___ Data shown ___
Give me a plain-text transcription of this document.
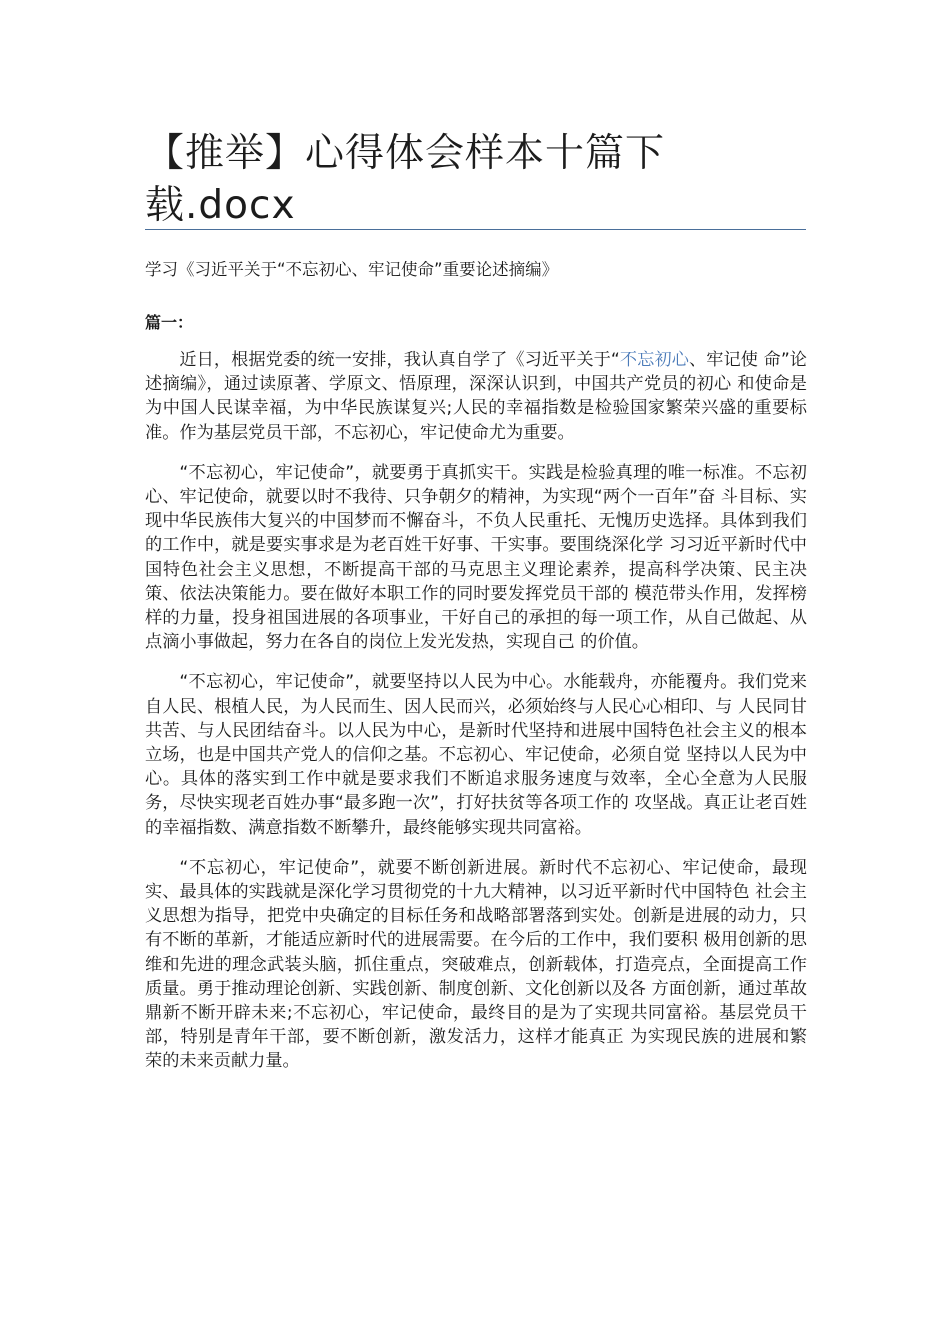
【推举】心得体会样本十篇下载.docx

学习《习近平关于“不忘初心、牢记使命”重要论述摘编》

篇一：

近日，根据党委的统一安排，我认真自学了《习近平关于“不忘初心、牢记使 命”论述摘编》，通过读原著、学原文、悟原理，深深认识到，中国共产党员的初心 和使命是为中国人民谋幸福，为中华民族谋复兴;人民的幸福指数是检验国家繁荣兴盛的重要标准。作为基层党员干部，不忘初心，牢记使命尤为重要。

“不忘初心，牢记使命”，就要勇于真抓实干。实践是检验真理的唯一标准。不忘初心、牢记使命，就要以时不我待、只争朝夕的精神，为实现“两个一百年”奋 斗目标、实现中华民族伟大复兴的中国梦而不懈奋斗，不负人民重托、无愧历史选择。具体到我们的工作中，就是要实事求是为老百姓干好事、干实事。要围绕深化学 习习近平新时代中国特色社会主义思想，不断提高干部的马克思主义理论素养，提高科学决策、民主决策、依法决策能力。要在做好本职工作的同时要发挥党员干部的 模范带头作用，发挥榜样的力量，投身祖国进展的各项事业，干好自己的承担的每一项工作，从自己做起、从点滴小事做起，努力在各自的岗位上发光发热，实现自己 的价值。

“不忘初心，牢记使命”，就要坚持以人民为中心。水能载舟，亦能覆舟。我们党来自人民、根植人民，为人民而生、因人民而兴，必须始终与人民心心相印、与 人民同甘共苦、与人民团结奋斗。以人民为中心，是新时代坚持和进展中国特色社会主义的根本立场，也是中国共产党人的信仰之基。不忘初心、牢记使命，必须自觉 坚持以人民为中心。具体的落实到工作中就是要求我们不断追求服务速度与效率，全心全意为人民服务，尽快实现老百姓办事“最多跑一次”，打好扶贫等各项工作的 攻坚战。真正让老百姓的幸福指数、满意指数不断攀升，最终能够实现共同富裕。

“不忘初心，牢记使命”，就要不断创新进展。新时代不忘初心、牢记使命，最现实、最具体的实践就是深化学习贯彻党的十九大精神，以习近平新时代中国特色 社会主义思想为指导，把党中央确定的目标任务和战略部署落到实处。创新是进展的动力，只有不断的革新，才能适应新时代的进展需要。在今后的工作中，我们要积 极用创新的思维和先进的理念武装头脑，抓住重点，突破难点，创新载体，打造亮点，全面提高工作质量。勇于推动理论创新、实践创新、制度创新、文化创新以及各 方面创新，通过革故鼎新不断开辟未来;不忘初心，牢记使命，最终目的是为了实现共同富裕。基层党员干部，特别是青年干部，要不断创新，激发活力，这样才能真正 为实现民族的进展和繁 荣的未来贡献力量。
___
Copy out the data above exactly, except the pictures.

§ **Finished exercise**
Give me a plain-text transcription of this document.
【推举】心得体会样本十篇下载.docx

学习《习近平关于“不忘初心、牢记使命”重要论述摘编》

篇一：

近日，根据党委的统一安排，我认真自学了《习近平关于“不忘初心、牢记使 命”论述摘编》，通过读原著、学原文、悟原理，深深认识到，中国共产党员的初心 和使命是为中国人民谋幸福，为中华民族谋复兴;人民的幸福指数是检验国家繁荣兴盛的重要标准。作为基层党员干部，不忘初心，牢记使命尤为重要。

“不忘初心，牢记使命”，就要勇于真抓实干。实践是检验真理的唯一标准。不忘初心、牢记使命，就要以时不我待、只争朝夕的精神，为实现“两个一百年”奋 斗目标、实现中华民族伟大复兴的中国梦而不懈奋斗，不负人民重托、无愧历史选择。具体到我们的工作中，就是要实事求是为老百姓干好事、干实事。要围绕深化学 习习近平新时代中国特色社会主义思想，不断提高干部的马克思主义理论素养，提高科学决策、民主决策、依法决策能力。要在做好本职工作的同时要发挥党员干部的 模范带头作用，发挥榜样的力量，投身祖国进展的各项事业，干好自己的承担的每一项工作，从自己做起、从点滴小事做起，努力在各自的岗位上发光发热，实现自己 的价值。

“不忘初心，牢记使命”，就要坚持以人民为中心。水能载舟，亦能覆舟。我们党来自人民、根植人民，为人民而生、因人民而兴，必须始终与人民心心相印、与 人民同甘共苦、与人民团结奋斗。以人民为中心，是新时代坚持和进展中国特色社会主义的根本立场，也是中国共产党人的信仰之基。不忘初心、牢记使命，必须自觉 坚持以人民为中心。具体的落实到工作中就是要求我们不断追求服务速度与效率，全心全意为人民服务，尽快实现老百姓办事“最多跑一次”，打好扶贫等各项工作的 攻坚战。真正让老百姓的幸福指数、满意指数不断攀升，最终能够实现共同富裕。

“不忘初心，牢记使命”，就要不断创新进展。新时代不忘初心、牢记使命，最现实、最具体的实践就是深化学习贯彻党的十九大精神，以习近平新时代中国特色 社会主义思想为指导，把党中央确定的目标任务和战略部署落到实处。创新是进展的动力，只有不断的革新，才能适应新时代的进展需要。在今后的工作中，我们要积 极用创新的思维和先进的理念武装头脑，抓住重点，突破难点，创新载体，打造亮点，全面提高工作质量。勇于推动理论创新、实践创新、制度创新、文化创新以及各 方面创新，通过革故鼎新不断开辟未来;不忘初心，牢记使命，最终目的是为了实现共同富裕。基层党员干部，特别是青年干部，要不断创新，激发活力，这样才能真正 为实现民族的进展和繁 荣的未来贡献力量。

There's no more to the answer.